→ **What is asked**
How many lines in the data below contain the string "table"? Reply with the number only.

----------------

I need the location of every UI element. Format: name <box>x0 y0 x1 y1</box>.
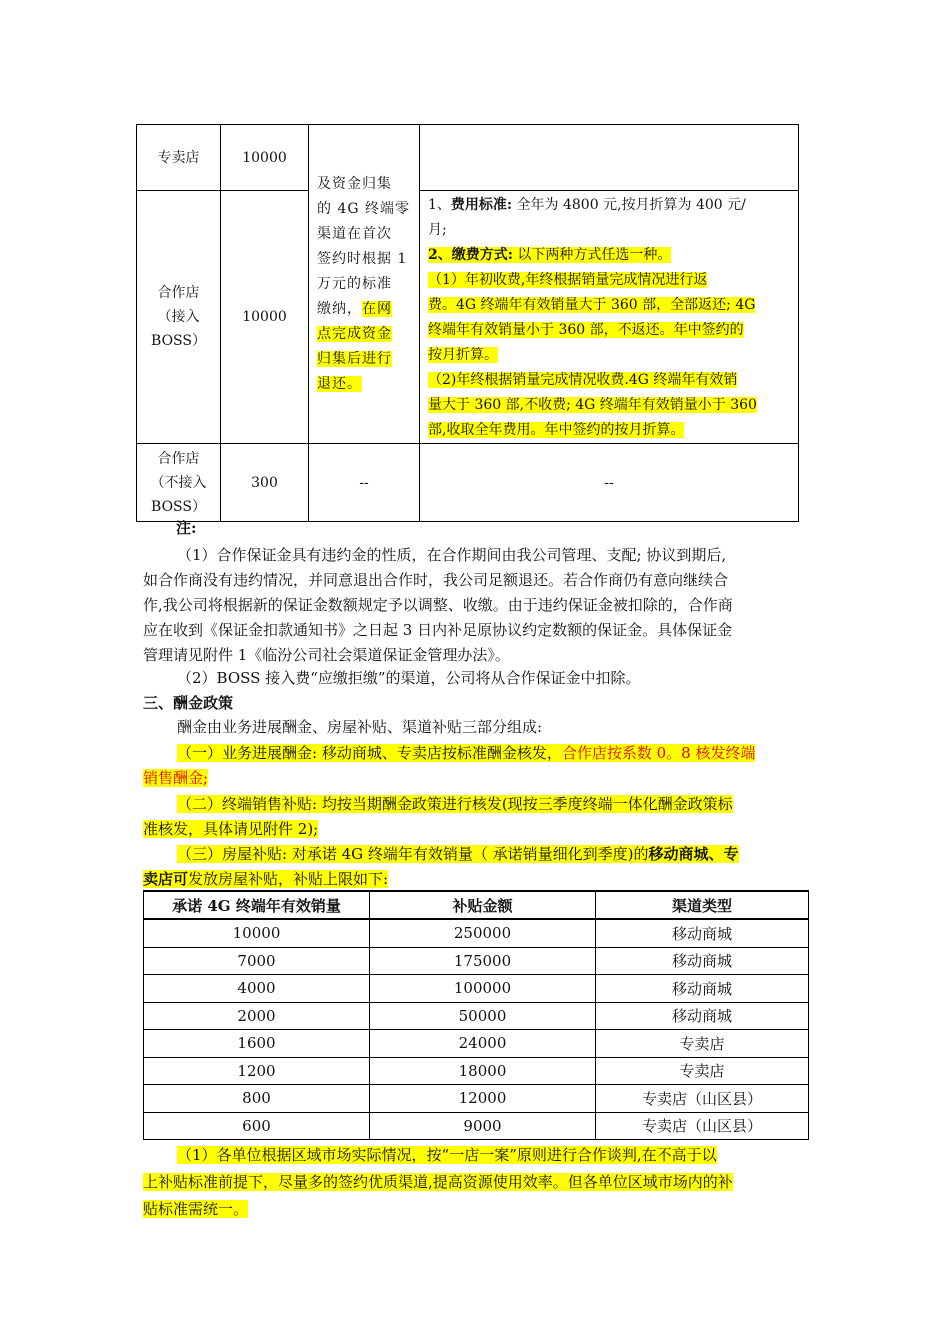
cell: 250000 <box>370 919 596 947</box>
cell: 移动商城 <box>596 975 809 1002</box>
cell: 1600 <box>144 1030 370 1057</box>
item-3-bold-text: 卖店可 <box>143 870 189 888</box>
rule-highlight: 在网 <box>362 300 392 317</box>
table-row <box>144 1112 809 1140</box>
item-1-red-text: 合作店按系数 0。8 核发终端 <box>561 744 756 762</box>
footnote-line: （1）各单位根据区域市场实际情况，按“一店一案”原则进行合作谈判,在不高于以 <box>177 1146 717 1164</box>
section-3-title-text: 三、酬金政策 <box>143 694 234 712</box>
fee-text: 以下两种方式任选一种。 <box>512 247 672 263</box>
deposit-rule-cell <box>309 125 420 444</box>
fee-text: 全年为 4800 元,按月折算为 400 元/ <box>512 197 746 213</box>
rule-text: 缴纳， <box>317 300 362 317</box>
fee-option: 量大于 360 部,不收费; 4G 终端年有效销量小于 360 <box>428 397 757 413</box>
cell: 专卖店 <box>596 1030 809 1057</box>
cell: 100000 <box>370 975 596 1002</box>
cell: 50000 <box>370 1002 596 1029</box>
section-3-intro: 酬金由业务进展酬金、房屋补贴、渠道补贴三部分组成: <box>177 718 543 736</box>
item-2 <box>143 792 808 842</box>
name-line: （接入 <box>157 309 200 325</box>
column-header: 补贴金额 <box>370 891 596 919</box>
footnote-line: 贴标准需统一。 <box>143 1200 249 1218</box>
cell: 7000 <box>144 947 370 974</box>
fee-standard-cell <box>420 191 799 444</box>
rule-line <box>317 297 413 322</box>
name-line: BOSS） <box>151 498 206 515</box>
fee-text: 月; <box>428 222 447 238</box>
cell: 移动商城 <box>596 1002 809 1029</box>
cell: 175000 <box>370 947 596 974</box>
rule-line: 签约时根据 1 <box>317 250 408 267</box>
rule-highlight: 退还。 <box>317 375 362 392</box>
rule-line: 万元的标准 <box>317 275 392 292</box>
row-mid-coop-noboss: -- <box>309 444 420 522</box>
table-row <box>144 975 809 1002</box>
note-2: （2）BOSS 接入费“应缴拒缴”的渠道，公司将从合作保证金中扣除。 <box>177 669 641 687</box>
row-name-specialty-store: 专卖店 <box>137 125 221 191</box>
cell: 1200 <box>144 1057 370 1084</box>
rule-line: 渠道在首次 <box>317 225 392 242</box>
note-label-text: 注: <box>176 519 197 537</box>
column-header: 渠道类型 <box>596 891 809 919</box>
row-amount-coop-boss: 10000 <box>221 191 309 444</box>
note-line: （1）合作保证金具有违约金的性质，在合作期间由我公司管理、支配; 协议到期后, <box>177 546 727 564</box>
item-3-text: （三）房屋补贴: 对承诺 4G 终端年有效销量（ 承诺销量细化到季度)的 <box>177 845 649 863</box>
cell: 移动商城 <box>596 947 809 974</box>
table-row <box>144 947 809 974</box>
fee-option: 部,收取全年费用。年中签约的按月折算。 <box>428 422 685 438</box>
subsidy-footnote <box>143 1142 808 1223</box>
table-row <box>144 1002 809 1029</box>
note-line: 如合作商没有违约情况，并同意退出合作时，我公司足额退还。若合作商仍有意向继续合 <box>143 571 729 589</box>
fee-label: 费用标准: <box>450 197 513 213</box>
table-row <box>144 1057 809 1084</box>
cell: 18000 <box>370 1057 596 1084</box>
item-3 <box>143 842 808 892</box>
cell: 12000 <box>370 1085 596 1112</box>
note-line: 作,我公司将根据新的保证金数额规定予以调整、收缴。由于违约保证金被扣除的，合作商 <box>143 596 733 614</box>
item-3-text: 发放房屋补贴，补贴上限如下: <box>188 870 389 888</box>
note-1 <box>143 543 808 668</box>
name-line: 合作店 <box>157 285 200 301</box>
table-row <box>144 919 809 947</box>
cell: 24000 <box>370 1030 596 1057</box>
item-2-text: （二）终端销售补贴: 均按当期酬金政策进行核发(现按三季度终端一体化酬金政策标 <box>177 795 733 813</box>
cell: 专卖店（山区县） <box>596 1112 809 1140</box>
item-1 <box>143 741 808 791</box>
fee-label: 2、缴费方式: <box>428 247 513 263</box>
item-1-text: （一）业务进展酬金: 移动商城、专卖店按标准酬金核发， <box>177 744 562 762</box>
section-3-title <box>143 692 808 714</box>
note-label <box>176 517 841 539</box>
table-row <box>144 1085 809 1112</box>
cell: 10000 <box>144 919 370 947</box>
cell: 600 <box>144 1112 370 1140</box>
fee-option: （2)年终根据销量完成情况收费.4G 终端年有效销 <box>428 372 738 388</box>
rule-highlight: 归集后进行 <box>317 350 392 367</box>
name-line: BOSS） <box>151 333 206 349</box>
rule-line: 的 4G 终端零 <box>317 200 410 217</box>
cell: 4000 <box>144 975 370 1002</box>
cell: 专卖店 <box>596 1057 809 1084</box>
empty-fee-cell <box>420 125 799 191</box>
item-2-text: 准核发，具体请见附件 2); <box>143 820 319 838</box>
fee-option: 费。4G 终端年有效销量大于 360 部，全部返还; 4G <box>428 297 756 313</box>
name-line: 合作店 <box>157 450 200 467</box>
row-name-coop-boss <box>137 191 221 444</box>
column-header: 承诺 4G 终端年有效销量 <box>144 891 370 919</box>
fee-option: 终端年有效销量小于 360 部，不返还。年中签约的 <box>428 322 744 338</box>
fee-text: 1、 <box>428 197 451 213</box>
item-3-bold-text: 移动商城、专 <box>648 845 739 863</box>
row-name-coop-noboss <box>137 444 221 522</box>
item-1-red-text: 销售酬金; <box>143 769 209 787</box>
cell: 移动商城 <box>596 919 809 947</box>
cell: 2000 <box>144 1002 370 1029</box>
row-amount-specialty-store: 10000 <box>221 125 309 191</box>
footnote-line: 上补贴标准前提下，尽量多的签约优质渠道,提高资源使用效率。但各单位区域市场内的补 <box>143 1173 733 1191</box>
note-line: 应在收到《保证金扣款通知书》之日起 3 日内补足原协议约定数额的保证金。具体保证金 <box>143 621 733 639</box>
cell: 专卖店（山区县） <box>596 1085 809 1112</box>
cell: 9000 <box>370 1112 596 1140</box>
rule-line: 及资金归集 <box>317 175 392 192</box>
housing-subsidy-table <box>143 890 809 1140</box>
fee-option: （1）年初收费,年终根据销量完成情况进行返 <box>428 272 708 288</box>
name-line: （不接入 <box>150 474 207 491</box>
fee-option: 按月折算。 <box>428 347 498 363</box>
note-line: 管理请见附件 1《临汾公司社会渠道保证金管理办法》。 <box>143 646 510 664</box>
row-fee-coop-noboss: -- <box>420 444 799 522</box>
table-row <box>144 1030 809 1057</box>
row-amount-coop-noboss: 300 <box>221 444 309 522</box>
cell: 800 <box>144 1085 370 1112</box>
rule-highlight: 点完成资金 <box>317 325 392 342</box>
deposit-table <box>136 124 799 522</box>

----------------

→ **Reply**
10